## YOUR INSTRUCTIONS
Lines containing "Supply" are to be counted. Report the count alone.

## MATERIALS PROVIDED
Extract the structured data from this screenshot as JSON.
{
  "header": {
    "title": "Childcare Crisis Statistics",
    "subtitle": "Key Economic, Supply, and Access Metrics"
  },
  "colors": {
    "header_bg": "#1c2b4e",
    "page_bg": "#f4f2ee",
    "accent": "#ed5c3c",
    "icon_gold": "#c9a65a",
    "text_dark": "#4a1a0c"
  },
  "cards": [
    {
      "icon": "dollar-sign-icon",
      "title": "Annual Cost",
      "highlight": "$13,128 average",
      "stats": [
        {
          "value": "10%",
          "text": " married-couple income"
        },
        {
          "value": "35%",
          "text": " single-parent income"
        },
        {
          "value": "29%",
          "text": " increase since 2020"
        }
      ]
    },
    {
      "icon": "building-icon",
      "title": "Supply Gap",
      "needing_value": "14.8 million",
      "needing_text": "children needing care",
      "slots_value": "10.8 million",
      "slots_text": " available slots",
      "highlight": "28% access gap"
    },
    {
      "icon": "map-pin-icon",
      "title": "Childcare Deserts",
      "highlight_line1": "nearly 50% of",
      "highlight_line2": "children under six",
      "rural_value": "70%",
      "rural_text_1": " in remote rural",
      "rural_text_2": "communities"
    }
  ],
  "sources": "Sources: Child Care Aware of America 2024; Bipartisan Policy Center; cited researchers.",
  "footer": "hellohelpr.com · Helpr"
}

## EXPECTED ANSWER
2